* TASK PROMPT: Output the material word for word. Leave each picture out.

(Records from a dataset)

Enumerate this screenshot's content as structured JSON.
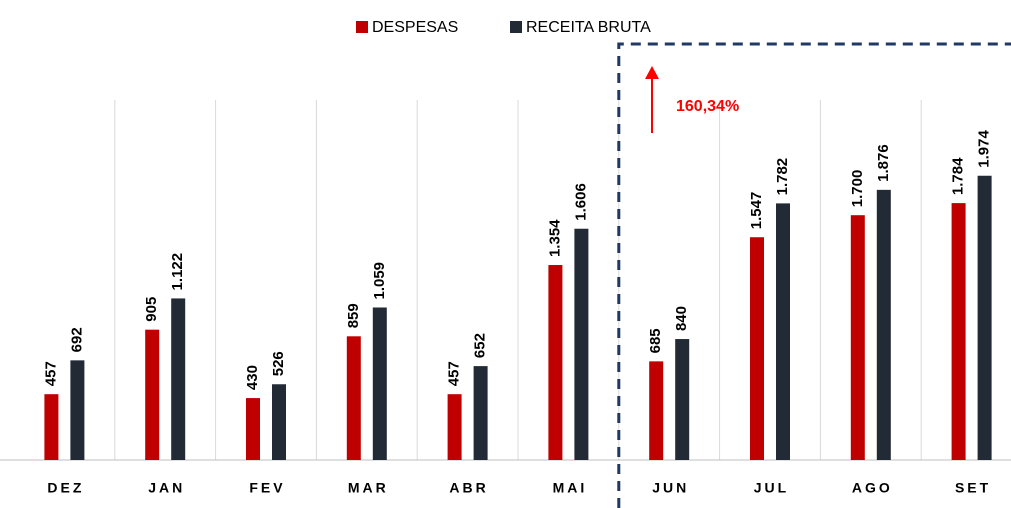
{
  "chart_data": {
    "type": "bar",
    "categories": [
      "DEZ",
      "JAN",
      "FEV",
      "MAR",
      "ABR",
      "MAI",
      "JUN",
      "JUL",
      "AGO",
      "SET"
    ],
    "series": [
      {
        "name": "DESPESAS",
        "color": "#c00000",
        "values": [
          457,
          905,
          430,
          859,
          457,
          1354,
          685,
          1547,
          1700,
          1784
        ],
        "value_labels": [
          "457",
          "905",
          "430",
          "859",
          "457",
          "1.354",
          "685",
          "1.547",
          "1.700",
          "1.784"
        ]
      },
      {
        "name": "RECEITA BRUTA",
        "color": "#222a35",
        "values": [
          692,
          1122,
          526,
          1059,
          652,
          1606,
          840,
          1782,
          1876,
          1974
        ],
        "value_labels": [
          "692",
          "1.122",
          "526",
          "1.059",
          "652",
          "1.606",
          "840",
          "1.782",
          "1.876",
          "1.974"
        ]
      }
    ],
    "ylim": [
      0,
      2500
    ],
    "annotation": "160,34%",
    "annotation_color": "#ff0000",
    "highlight_color": "#1f3864"
  }
}
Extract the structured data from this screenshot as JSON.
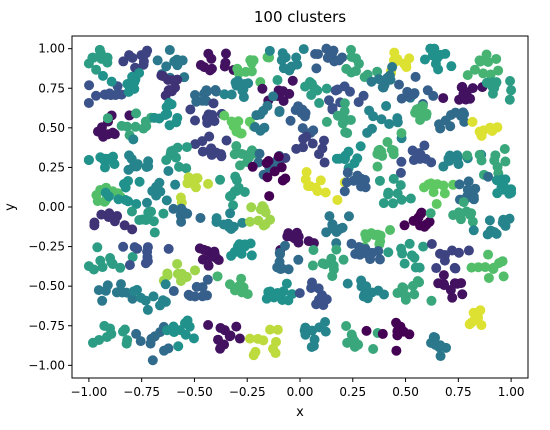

* RESPONSE:
Enumerate this screenshot's content as structured JSON.
{
  "chart_data": {
    "type": "bar",
    "categories": [
      "DEZ",
      "JAN",
      "FEV",
      "MAR",
      "ABR",
      "MAI",
      "JUN",
      "JUL",
      "AGO",
      "SET"
    ],
    "series": [
      {
        "name": "DESPESAS",
        "color": "#c00000",
        "values": [
          457,
          905,
          430,
          859,
          457,
          1354,
          685,
          1547,
          1700,
          1784
        ],
        "value_labels": [
          "457",
          "905",
          "430",
          "859",
          "457",
          "1.354",
          "685",
          "1.547",
          "1.700",
          "1.784"
        ]
      },
      {
        "name": "RECEITA BRUTA",
        "color": "#222a35",
        "values": [
          692,
          1122,
          526,
          1059,
          652,
          1606,
          840,
          1782,
          1876,
          1974
        ],
        "value_labels": [
          "692",
          "1.122",
          "526",
          "1.059",
          "652",
          "1.606",
          "840",
          "1.782",
          "1.876",
          "1.974"
        ]
      }
    ],
    "ylim": [
      0,
      2500
    ],
    "annotation": "160,34%",
    "annotation_color": "#ff0000",
    "highlight_color": "#1f3864"
  }
}
Extract the structured data from this screenshot as JSON.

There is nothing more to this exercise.